* [待完成] 把下面的全部材料逐行列成Markdown表格，两列分别名为“序号”和“内容”，空行略去不列。

(元素框记录)
++++++++++

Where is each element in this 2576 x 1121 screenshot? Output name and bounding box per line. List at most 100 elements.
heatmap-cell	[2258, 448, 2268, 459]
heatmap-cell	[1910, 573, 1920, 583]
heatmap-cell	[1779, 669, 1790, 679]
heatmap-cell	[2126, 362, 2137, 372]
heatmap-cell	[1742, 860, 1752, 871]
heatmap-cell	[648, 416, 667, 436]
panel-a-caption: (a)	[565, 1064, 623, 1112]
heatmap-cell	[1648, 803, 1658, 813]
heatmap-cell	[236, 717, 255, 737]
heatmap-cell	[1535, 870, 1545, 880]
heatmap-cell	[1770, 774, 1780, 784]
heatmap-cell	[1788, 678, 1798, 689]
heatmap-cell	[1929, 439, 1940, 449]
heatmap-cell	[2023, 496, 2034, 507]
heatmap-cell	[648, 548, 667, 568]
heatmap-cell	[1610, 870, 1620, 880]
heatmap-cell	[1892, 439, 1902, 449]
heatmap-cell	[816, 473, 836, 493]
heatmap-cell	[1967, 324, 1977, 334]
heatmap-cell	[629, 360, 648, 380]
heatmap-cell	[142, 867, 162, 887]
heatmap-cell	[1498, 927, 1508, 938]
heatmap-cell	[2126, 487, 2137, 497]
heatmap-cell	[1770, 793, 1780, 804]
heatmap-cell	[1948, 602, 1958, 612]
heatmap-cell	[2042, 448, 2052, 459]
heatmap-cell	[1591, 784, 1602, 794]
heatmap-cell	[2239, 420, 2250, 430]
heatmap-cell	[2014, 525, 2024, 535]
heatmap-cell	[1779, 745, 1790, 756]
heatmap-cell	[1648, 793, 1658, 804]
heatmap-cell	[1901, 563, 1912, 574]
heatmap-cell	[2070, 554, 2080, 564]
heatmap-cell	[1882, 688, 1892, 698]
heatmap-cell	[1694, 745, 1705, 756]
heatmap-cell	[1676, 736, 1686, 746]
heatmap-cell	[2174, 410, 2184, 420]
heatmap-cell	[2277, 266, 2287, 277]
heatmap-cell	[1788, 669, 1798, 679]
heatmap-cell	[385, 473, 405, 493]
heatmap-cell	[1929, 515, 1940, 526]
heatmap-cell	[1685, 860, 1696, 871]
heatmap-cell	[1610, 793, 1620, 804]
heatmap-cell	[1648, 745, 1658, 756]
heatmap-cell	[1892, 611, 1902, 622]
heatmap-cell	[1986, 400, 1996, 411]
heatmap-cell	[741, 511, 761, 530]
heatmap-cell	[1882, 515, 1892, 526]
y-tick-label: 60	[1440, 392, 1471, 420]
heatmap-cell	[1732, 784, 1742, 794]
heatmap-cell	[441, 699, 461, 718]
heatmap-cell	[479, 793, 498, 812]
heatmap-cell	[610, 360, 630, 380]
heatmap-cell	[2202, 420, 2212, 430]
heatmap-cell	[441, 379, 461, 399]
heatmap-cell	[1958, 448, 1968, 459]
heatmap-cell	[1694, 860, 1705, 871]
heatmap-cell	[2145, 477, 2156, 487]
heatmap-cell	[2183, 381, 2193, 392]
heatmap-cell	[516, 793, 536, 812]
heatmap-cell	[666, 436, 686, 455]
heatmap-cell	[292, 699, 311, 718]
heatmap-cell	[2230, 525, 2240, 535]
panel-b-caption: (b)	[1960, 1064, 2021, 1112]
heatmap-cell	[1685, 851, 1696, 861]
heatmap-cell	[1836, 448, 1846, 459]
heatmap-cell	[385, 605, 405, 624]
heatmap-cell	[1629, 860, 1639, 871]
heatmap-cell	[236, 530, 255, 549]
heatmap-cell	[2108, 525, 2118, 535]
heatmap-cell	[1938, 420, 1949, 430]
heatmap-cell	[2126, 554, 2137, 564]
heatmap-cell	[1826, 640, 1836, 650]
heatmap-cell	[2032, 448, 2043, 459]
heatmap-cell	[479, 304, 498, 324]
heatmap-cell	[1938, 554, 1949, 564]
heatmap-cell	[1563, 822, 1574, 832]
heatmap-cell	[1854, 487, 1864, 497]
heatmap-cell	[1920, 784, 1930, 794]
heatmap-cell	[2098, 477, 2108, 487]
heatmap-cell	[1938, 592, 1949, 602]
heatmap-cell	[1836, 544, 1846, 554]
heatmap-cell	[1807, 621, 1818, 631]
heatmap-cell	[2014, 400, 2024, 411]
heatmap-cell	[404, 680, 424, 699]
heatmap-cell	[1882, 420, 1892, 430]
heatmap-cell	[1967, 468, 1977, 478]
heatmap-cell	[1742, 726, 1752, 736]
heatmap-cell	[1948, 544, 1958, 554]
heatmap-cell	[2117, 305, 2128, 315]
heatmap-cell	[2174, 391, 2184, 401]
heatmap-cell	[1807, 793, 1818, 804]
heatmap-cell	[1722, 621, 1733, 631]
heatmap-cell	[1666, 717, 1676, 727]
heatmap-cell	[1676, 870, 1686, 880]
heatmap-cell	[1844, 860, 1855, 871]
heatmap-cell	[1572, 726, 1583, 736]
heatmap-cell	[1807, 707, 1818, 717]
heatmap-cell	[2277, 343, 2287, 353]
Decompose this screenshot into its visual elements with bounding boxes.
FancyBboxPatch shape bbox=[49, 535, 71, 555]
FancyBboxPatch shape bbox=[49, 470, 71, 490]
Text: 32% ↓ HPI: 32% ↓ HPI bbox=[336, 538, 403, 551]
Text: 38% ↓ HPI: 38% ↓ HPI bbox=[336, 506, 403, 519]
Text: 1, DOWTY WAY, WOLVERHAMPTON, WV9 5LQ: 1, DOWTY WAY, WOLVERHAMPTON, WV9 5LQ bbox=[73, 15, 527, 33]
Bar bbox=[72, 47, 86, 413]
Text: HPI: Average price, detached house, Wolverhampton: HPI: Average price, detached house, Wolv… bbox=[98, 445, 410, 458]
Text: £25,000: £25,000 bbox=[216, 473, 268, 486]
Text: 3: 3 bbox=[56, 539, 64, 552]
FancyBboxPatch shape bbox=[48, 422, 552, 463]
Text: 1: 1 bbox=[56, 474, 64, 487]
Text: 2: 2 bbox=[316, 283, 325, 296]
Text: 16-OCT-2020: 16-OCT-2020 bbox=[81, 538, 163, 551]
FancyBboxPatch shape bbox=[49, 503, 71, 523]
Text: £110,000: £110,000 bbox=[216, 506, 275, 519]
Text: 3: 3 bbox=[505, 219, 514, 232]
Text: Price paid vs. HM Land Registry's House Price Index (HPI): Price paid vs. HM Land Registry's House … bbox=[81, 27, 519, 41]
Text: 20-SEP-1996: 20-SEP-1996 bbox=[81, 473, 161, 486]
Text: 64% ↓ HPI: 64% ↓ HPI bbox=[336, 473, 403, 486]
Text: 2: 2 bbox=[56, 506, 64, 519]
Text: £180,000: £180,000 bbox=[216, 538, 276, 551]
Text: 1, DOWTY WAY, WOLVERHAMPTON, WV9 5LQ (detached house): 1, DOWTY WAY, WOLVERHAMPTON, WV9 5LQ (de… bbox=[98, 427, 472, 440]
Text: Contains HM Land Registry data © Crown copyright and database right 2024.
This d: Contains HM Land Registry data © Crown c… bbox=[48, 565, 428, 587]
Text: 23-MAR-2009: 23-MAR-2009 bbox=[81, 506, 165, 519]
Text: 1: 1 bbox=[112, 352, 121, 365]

++++++++++

* [参考答案]
| 序号 | 内容 |
|---|---|
| 1 | Where is each element in this 2576 x 1121 screenshot? Output name and bounding box per line. List at most 100 elements. |
| 2 | heatmap-cell	[2258, 448, 2268, 459] |
| 3 | heatmap-cell	[1910, 573, 1920, 583] |
| 4 | heatmap-cell	[1779, 669, 1790, 679] |
| 5 | heatmap-cell	[2126, 362, 2137, 372] |
| 6 | heatmap-cell	[1742, 860, 1752, 871] |
| 7 | heatmap-cell	[648, 416, 667, 436] |
| 8 | panel-a-caption: (a)	[565, 1064, 623, 1112] |
| 9 | heatmap-cell	[1648, 803, 1658, 813] |
| 10 | heatmap-cell	[236, 717, 255, 737] |
| 11 | heatmap-cell	[1535, 870, 1545, 880] |
| 12 | heatmap-cell	[1770, 774, 1780, 784] |
| 13 | heatmap-cell	[1788, 678, 1798, 689] |
| 14 | heatmap-cell	[1929, 439, 1940, 449] |
| 15 | heatmap-cell	[2023, 496, 2034, 507] |
| 16 | heatmap-cell	[648, 548, 667, 568] |
| 17 | heatmap-cell	[1610, 870, 1620, 880] |
| 18 | heatmap-cell	[1892, 439, 1902, 449] |
| 19 | heatmap-cell	[816, 473, 836, 493] |
| 20 | heatmap-cell	[1967, 324, 1977, 334] |
| 21 | heatmap-cell	[629, 360, 648, 380] |
| 22 | heatmap-cell	[142, 867, 162, 887] |
| 23 | heatmap-cell	[1498, 927, 1508, 938] |
| 24 | heatmap-cell	[2126, 487, 2137, 497] |
| 25 | heatmap-cell	[1770, 793, 1780, 804] |
| 26 | heatmap-cell	[1948, 602, 1958, 612] |
| 27 | heatmap-cell	[2042, 448, 2052, 459] |
| 28 | heatmap-cell	[1591, 784, 1602, 794] |
| 29 | heatmap-cell	[2239, 420, 2250, 430] |
| 30 | heatmap-cell	[2014, 525, 2024, 535] |
| 31 | heatmap-cell	[1779, 745, 1790, 756] |
| 32 | heatmap-cell	[1648, 793, 1658, 804] |
| 33 | heatmap-cell	[1901, 563, 1912, 574] |
| 34 | heatmap-cell	[2070, 554, 2080, 564] |
| 35 | heatmap-cell	[1882, 688, 1892, 698] |
| 36 | heatmap-cell	[1694, 745, 1705, 756] |
| 37 | heatmap-cell	[1676, 736, 1686, 746] |
| 38 | heatmap-cell	[2174, 410, 2184, 420] |
| 39 | heatmap-cell	[2277, 266, 2287, 277] |
| 40 | heatmap-cell	[1788, 669, 1798, 679] |
| 41 | heatmap-cell	[385, 473, 405, 493] |
| 42 | heatmap-cell	[1929, 515, 1940, 526] |
| 43 | heatmap-cell	[1685, 860, 1696, 871] |
| 44 | heatmap-cell	[1610, 793, 1620, 804] |
| 45 | heatmap-cell	[1648, 745, 1658, 756] |
| 46 | heatmap-cell	[1892, 611, 1902, 622] |
| 47 | heatmap-cell	[1986, 400, 1996, 411] |
| 48 | heatmap-cell	[741, 511, 761, 530] |
| 49 | heatmap-cell	[1882, 515, 1892, 526] |
| 50 | y-tick-label: 60	[1440, 392, 1471, 420] |
| 51 | heatmap-cell	[1732, 784, 1742, 794] |
| 52 | heatmap-cell	[441, 699, 461, 718] |
| 53 | heatmap-cell	[479, 793, 498, 812] |
| 54 | heatmap-cell	[610, 360, 630, 380] |
| 55 | heatmap-cell	[2202, 420, 2212, 430] |
| 56 | heatmap-cell	[441, 379, 461, 399] |
| 57 | heatmap-cell	[1958, 448, 1968, 459] |
| 58 | heatmap-cell	[1694, 860, 1705, 871] |
| 59 | heatmap-cell	[2145, 477, 2156, 487] |
| 60 | heatmap-cell	[2183, 381, 2193, 392] |
| 61 | heatmap-cell	[516, 793, 536, 812] |
| 62 | heatmap-cell	[666, 436, 686, 455] |
| 63 | heatmap-cell	[292, 699, 311, 718] |
| 64 | heatmap-cell	[2230, 525, 2240, 535] |
| 65 | panel-b-caption: (b)	[1960, 1064, 2021, 1112] |
| 66 | heatmap-cell	[1685, 851, 1696, 861] |
| 67 | heatmap-cell	[1836, 448, 1846, 459] |
| 68 | heatmap-cell	[385, 605, 405, 624] |
| 69 | heatmap-cell	[1629, 860, 1639, 871] |
| 70 | heatmap-cell	[236, 530, 255, 549] |
| 71 | heatmap-cell	[2108, 525, 2118, 535] |
| 72 | heatmap-cell	[1938, 420, 1949, 430] |
| 73 | heatmap-cell	[2126, 554, 2137, 564] |
| 74 | heatmap-cell	[1826, 640, 1836, 650] |
| 75 | heatmap-cell	[2032, 448, 2043, 459] |
| 76 | heatmap-cell	[479, 304, 498, 324] |
| 77 | heatmap-cell	[1938, 554, 1949, 564] |
| 78 | heatmap-cell	[1563, 822, 1574, 832] |
| 79 | heatmap-cell	[1854, 487, 1864, 497] |
| 80 | heatmap-cell	[1920, 784, 1930, 794] |
| 81 | heatmap-cell	[2098, 477, 2108, 487] |
| 82 | heatmap-cell	[1938, 592, 1949, 602] |
| 83 | heatmap-cell	[1836, 544, 1846, 554] |
| 84 | heatmap-cell	[1807, 621, 1818, 631] |
| 85 | heatmap-cell	[2014, 400, 2024, 411] |
| 86 | heatmap-cell	[404, 680, 424, 699] |
| 87 | heatmap-cell	[1882, 420, 1892, 430] |
| 88 | heatmap-cell	[1967, 468, 1977, 478] |
| 89 | heatmap-cell	[1742, 726, 1752, 736] |
| 90 | heatmap-cell	[1948, 544, 1958, 554] |
| 91 | heatmap-cell	[2117, 305, 2128, 315] |
| 92 | heatmap-cell	[2174, 391, 2184, 401] |
| 93 | heatmap-cell	[1807, 793, 1818, 804] |
| 94 | heatmap-cell	[1722, 621, 1733, 631] |
| 95 | heatmap-cell	[1666, 717, 1676, 727] |
| 96 | heatmap-cell	[1676, 870, 1686, 880] |
| 97 | heatmap-cell	[1844, 860, 1855, 871] |
| 98 | heatmap-cell	[1572, 726, 1583, 736] |
| 99 | heatmap-cell	[1807, 707, 1818, 717] |
| 100 | heatmap-cell	[2277, 343, 2287, 353] |
| 101 | Decompose this screenshot into its visual elements with bounding boxes. |
| 102 | FancyBboxPatch shape bbox=[49, 535, 71, 555] |
| 103 | FancyBboxPatch shape bbox=[49, 470, 71, 490] |
| 104 | Text: 32% ↓ HPI: 32% ↓ HPI bbox=[336, 538, 403, 551] |
| 105 | Text: 38% ↓ HPI: 38% ↓ HPI bbox=[336, 506, 403, 519] |
| 106 | Text: 1, DOWTY WAY, WOLVERHAMPTON, WV9 5LQ: 1, DOWTY WAY, WOLVERHAMPTON, WV9 5LQ bbox=[73, 15, 527, 33] |
| 107 | Bar bbox=[72, 47, 86, 413] |
| 108 | Text: HPI: Average price, detached house, Wolverhampton: HPI: Average price, detached house, Wolv… bbox=[98, 445, 410, 458] |
| 109 | Text: £25,000: £25,000 bbox=[216, 473, 268, 486] |
| 110 | Text: 3: 3 bbox=[56, 539, 64, 552] |
| 111 | FancyBboxPatch shape bbox=[48, 422, 552, 463] |
| 112 | Text: 1: 1 bbox=[56, 474, 64, 487] |
| 113 | Text: 2: 2 bbox=[316, 283, 325, 296] |
| 114 | Text: 16-OCT-2020: 16-OCT-2020 bbox=[81, 538, 163, 551] |
| 115 | FancyBboxPatch shape bbox=[49, 503, 71, 523] |
| 116 | Text: £110,000: £110,000 bbox=[216, 506, 275, 519] |
| 117 | Text: 3: 3 bbox=[505, 219, 514, 232] |
| 118 | Text: Price paid vs. HM Land Registry's House Price Index (HPI): Price paid vs. HM Land Registry's House … bbox=[81, 27, 519, 41] |
| 119 | Text: 20-SEP-1996: 20-SEP-1996 bbox=[81, 473, 161, 486] |
| 120 | Text: 64% ↓ HPI: 64% ↓ HPI bbox=[336, 473, 403, 486] |
| 121 | Text: 2: 2 bbox=[56, 506, 64, 519] |
| 122 | Text: £180,000: £180,000 bbox=[216, 538, 276, 551] |
| 123 | Text: 1, DOWTY WAY, WOLVERHAMPTON, WV9 5LQ (detached house): 1, DOWTY WAY, WOLVERHAMPTON, WV9 5LQ (de… bbox=[98, 427, 472, 440] |
| 124 | Text: Contains HM Land Registry data © Crown copyright and database right 2024. |
| 125 | This d: Contains HM Land Registry data © Crown c… bbox=[48, 565, 428, 587] |
| 126 | Text: 23-MAR-2009: 23-MAR-2009 bbox=[81, 506, 165, 519] |
| 127 | Text: 1: 1 bbox=[112, 352, 121, 365] |